=== What to work on ===
Your task is to extract every entry that follows word for word while excluding the pictures.

=== Input for this task ===
**********
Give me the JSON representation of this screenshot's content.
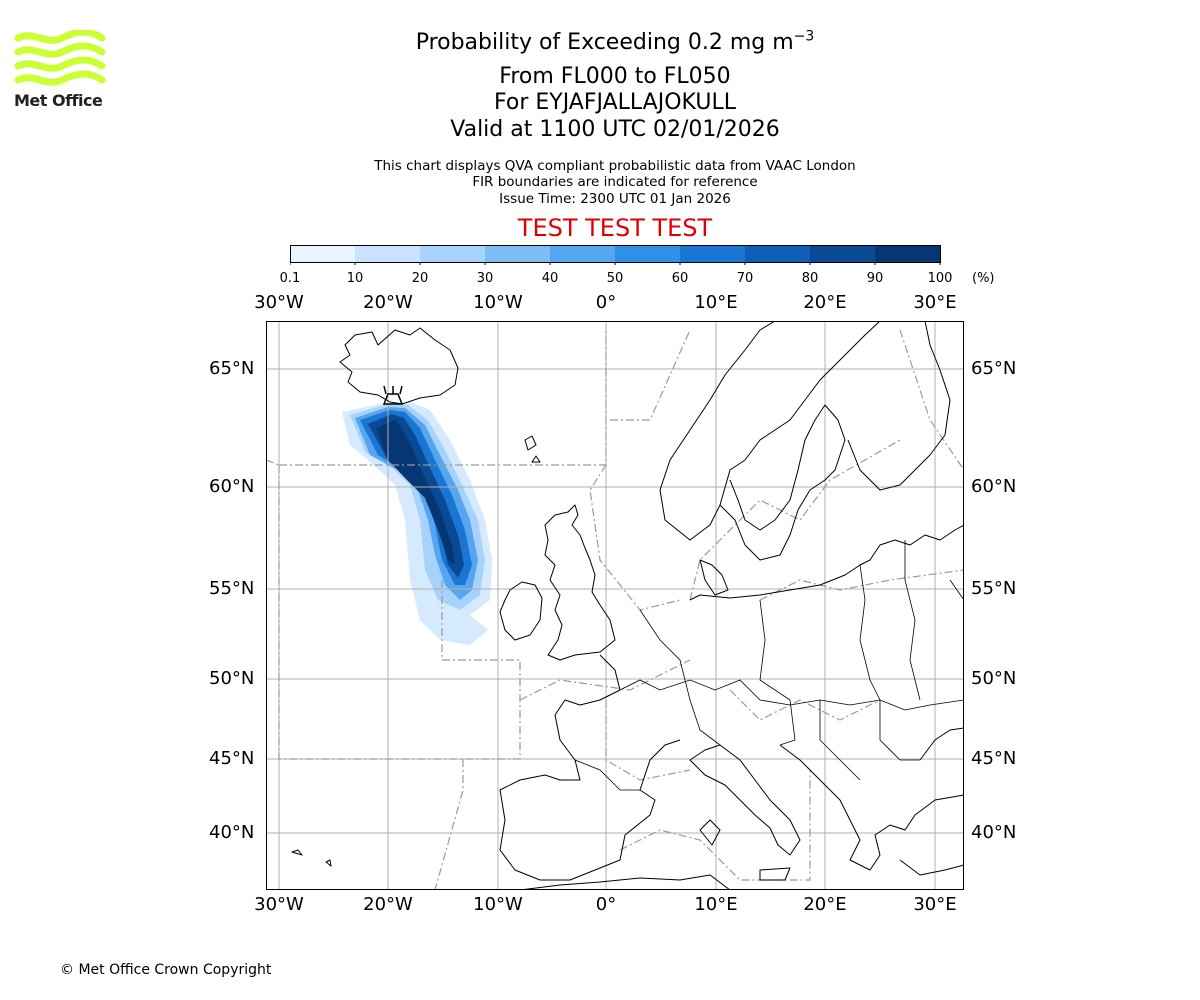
{
  "header": {
    "title_prefix": "Probability of Exceeding 0.2 mg m",
    "title_exponent": "−3",
    "levels": "From FL000 to FL050",
    "volcano": "For EYJAFJALLAJOKULL",
    "valid": "Valid at 1100 UTC 02/01/2026",
    "info1": "This chart displays QVA compliant probabilistic data from VAAC London",
    "info2": "FIR boundaries are indicated for reference",
    "issue": "Issue Time: 2300 UTC 01 Jan 2026",
    "banner": "TEST TEST TEST"
  },
  "logo": {
    "text": "Met Office",
    "color": "#ccff33"
  },
  "colorbar": {
    "ticks": [
      "0.1",
      "10",
      "20",
      "30",
      "40",
      "50",
      "60",
      "70",
      "80",
      "90",
      "100"
    ],
    "unit": "(%)",
    "colors": [
      "#eaf4ff",
      "#c9e3ff",
      "#a6d2fb",
      "#7dbcf5",
      "#55a6ef",
      "#2f90e8",
      "#1a76d2",
      "#0f5eb6",
      "#0a4a94",
      "#063673",
      "#022352"
    ]
  },
  "map": {
    "lon_labels": [
      "30°W",
      "20°W",
      "10°W",
      "0°",
      "10°E",
      "20°E",
      "30°E"
    ],
    "lat_labels": [
      "65°N",
      "60°N",
      "55°N",
      "50°N",
      "45°N",
      "40°N"
    ]
  },
  "footer": {
    "copyright": "© Met Office Crown Copyright"
  }
}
**********
=== Expected answer ===
Give me the JSON representation of this screenshot's content.
{
  "header": {
    "title_prefix": "Probability of Exceeding 0.2 mg m",
    "title_exponent": "−3",
    "levels": "From FL000 to FL050",
    "volcano": "For EYJAFJALLAJOKULL",
    "valid": "Valid at 1100 UTC 02/01/2026",
    "info1": "This chart displays QVA compliant probabilistic data from VAAC London",
    "info2": "FIR boundaries are indicated for reference",
    "issue": "Issue Time: 2300 UTC 01 Jan 2026",
    "banner": "TEST TEST TEST"
  },
  "logo": {
    "text": "Met Office",
    "color": "#ccff33"
  },
  "colorbar": {
    "ticks": [
      "0.1",
      "10",
      "20",
      "30",
      "40",
      "50",
      "60",
      "70",
      "80",
      "90",
      "100"
    ],
    "unit": "(%)",
    "colors": [
      "#eaf4ff",
      "#c9e3ff",
      "#a6d2fb",
      "#7dbcf5",
      "#55a6ef",
      "#2f90e8",
      "#1a76d2",
      "#0f5eb6",
      "#0a4a94",
      "#063673",
      "#022352"
    ]
  },
  "map": {
    "lon_labels": [
      "30°W",
      "20°W",
      "10°W",
      "0°",
      "10°E",
      "20°E",
      "30°E"
    ],
    "lat_labels": [
      "65°N",
      "60°N",
      "55°N",
      "50°N",
      "45°N",
      "40°N"
    ]
  },
  "footer": {
    "copyright": "© Met Office Crown Copyright"
  }
}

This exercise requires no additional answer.